Problem to solve> Wherever the word "color" turns up in a line of the entries, copy that line.
----- Record list -----
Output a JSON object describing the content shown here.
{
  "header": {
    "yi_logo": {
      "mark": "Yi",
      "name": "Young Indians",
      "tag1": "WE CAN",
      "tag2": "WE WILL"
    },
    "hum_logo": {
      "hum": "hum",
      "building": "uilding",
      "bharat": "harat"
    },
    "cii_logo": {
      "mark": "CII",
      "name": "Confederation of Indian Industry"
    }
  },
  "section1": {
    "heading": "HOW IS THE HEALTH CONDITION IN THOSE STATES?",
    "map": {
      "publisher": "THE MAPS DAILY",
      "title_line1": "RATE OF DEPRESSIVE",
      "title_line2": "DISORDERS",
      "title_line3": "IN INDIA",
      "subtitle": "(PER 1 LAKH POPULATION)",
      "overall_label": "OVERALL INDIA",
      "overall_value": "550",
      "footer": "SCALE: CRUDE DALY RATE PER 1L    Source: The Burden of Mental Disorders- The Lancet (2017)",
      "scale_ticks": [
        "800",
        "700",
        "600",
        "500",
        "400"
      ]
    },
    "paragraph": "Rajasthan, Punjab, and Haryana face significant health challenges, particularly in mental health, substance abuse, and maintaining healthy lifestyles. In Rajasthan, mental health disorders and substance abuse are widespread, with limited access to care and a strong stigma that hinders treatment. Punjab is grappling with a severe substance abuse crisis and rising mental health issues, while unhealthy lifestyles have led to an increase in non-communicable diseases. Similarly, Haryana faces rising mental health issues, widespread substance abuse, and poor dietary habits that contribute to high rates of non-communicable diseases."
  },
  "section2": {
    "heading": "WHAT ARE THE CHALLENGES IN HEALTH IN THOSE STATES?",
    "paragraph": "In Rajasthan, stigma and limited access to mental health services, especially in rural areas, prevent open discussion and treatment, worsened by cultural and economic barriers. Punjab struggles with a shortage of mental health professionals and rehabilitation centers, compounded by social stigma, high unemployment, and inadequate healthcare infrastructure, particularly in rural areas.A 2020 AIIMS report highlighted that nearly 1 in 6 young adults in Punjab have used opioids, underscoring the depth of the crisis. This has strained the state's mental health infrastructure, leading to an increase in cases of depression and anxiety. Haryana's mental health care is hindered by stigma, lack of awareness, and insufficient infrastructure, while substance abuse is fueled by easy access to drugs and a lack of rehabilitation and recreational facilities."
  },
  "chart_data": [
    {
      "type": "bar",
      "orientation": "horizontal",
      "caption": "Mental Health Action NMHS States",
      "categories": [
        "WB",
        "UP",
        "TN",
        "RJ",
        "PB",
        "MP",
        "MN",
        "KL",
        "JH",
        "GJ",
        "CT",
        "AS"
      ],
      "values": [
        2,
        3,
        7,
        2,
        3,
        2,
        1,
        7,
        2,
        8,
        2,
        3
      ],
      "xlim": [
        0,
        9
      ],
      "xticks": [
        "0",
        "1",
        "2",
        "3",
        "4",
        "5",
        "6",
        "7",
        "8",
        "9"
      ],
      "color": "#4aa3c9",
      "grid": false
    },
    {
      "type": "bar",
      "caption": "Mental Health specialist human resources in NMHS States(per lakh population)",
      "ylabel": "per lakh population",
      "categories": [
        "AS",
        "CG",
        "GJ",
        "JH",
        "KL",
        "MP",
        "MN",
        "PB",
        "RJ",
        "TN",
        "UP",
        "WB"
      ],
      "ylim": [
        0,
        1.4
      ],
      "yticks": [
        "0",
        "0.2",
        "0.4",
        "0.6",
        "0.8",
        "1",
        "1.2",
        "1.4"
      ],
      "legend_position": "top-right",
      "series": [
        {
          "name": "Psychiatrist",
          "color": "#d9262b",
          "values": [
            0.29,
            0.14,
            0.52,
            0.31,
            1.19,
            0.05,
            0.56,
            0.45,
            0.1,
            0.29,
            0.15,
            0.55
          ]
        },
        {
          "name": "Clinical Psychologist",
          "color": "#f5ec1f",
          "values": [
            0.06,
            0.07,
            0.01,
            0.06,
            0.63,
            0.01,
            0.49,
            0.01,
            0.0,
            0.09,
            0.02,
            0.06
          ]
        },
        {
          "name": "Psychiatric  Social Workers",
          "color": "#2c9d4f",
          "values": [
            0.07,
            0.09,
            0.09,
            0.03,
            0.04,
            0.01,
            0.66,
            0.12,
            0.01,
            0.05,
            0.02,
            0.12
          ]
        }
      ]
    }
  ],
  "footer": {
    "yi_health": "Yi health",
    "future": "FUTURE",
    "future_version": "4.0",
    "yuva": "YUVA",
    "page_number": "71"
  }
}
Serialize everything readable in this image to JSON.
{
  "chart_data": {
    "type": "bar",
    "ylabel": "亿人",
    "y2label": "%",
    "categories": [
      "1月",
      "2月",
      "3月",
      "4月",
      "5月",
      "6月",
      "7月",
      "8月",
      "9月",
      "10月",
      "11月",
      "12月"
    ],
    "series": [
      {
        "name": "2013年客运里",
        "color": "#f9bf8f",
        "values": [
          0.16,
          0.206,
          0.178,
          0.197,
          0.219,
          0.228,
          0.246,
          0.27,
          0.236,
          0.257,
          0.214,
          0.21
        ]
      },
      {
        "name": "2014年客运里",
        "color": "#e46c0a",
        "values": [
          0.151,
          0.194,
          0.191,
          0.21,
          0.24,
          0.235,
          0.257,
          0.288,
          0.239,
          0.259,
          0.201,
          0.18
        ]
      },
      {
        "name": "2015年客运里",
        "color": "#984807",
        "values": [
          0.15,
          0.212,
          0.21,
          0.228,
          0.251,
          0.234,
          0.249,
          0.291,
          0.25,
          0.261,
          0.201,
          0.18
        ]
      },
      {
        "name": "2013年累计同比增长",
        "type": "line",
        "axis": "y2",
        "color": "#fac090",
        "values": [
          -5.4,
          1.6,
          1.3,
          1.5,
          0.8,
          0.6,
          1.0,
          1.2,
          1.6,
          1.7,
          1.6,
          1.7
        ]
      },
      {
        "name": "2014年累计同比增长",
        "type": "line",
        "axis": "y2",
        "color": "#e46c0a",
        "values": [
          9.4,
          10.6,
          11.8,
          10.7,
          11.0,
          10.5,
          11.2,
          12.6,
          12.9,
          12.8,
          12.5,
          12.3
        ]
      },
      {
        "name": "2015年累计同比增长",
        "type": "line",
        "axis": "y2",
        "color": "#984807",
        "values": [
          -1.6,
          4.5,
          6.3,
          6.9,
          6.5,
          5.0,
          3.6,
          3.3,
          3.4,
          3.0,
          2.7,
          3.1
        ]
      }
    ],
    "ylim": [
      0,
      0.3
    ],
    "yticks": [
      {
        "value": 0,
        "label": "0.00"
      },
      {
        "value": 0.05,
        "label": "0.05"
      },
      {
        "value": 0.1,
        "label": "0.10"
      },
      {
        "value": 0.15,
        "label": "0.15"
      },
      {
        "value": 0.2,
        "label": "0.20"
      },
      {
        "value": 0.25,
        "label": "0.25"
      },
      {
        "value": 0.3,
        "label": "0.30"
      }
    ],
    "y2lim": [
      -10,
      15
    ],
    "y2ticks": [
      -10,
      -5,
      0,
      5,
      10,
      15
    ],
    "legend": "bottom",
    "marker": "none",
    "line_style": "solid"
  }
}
-----
Result of the task>
      "color": "#4aa3c9",
          "color": "#d9262b",
          "color": "#f5ec1f",
          "color": "#2c9d4f",
        "color": "#f9bf8f",
        "color": "#e46c0a",
        "color": "#984807",
        "color": "#fac090",
        "color": "#e46c0a",
        "color": "#984807",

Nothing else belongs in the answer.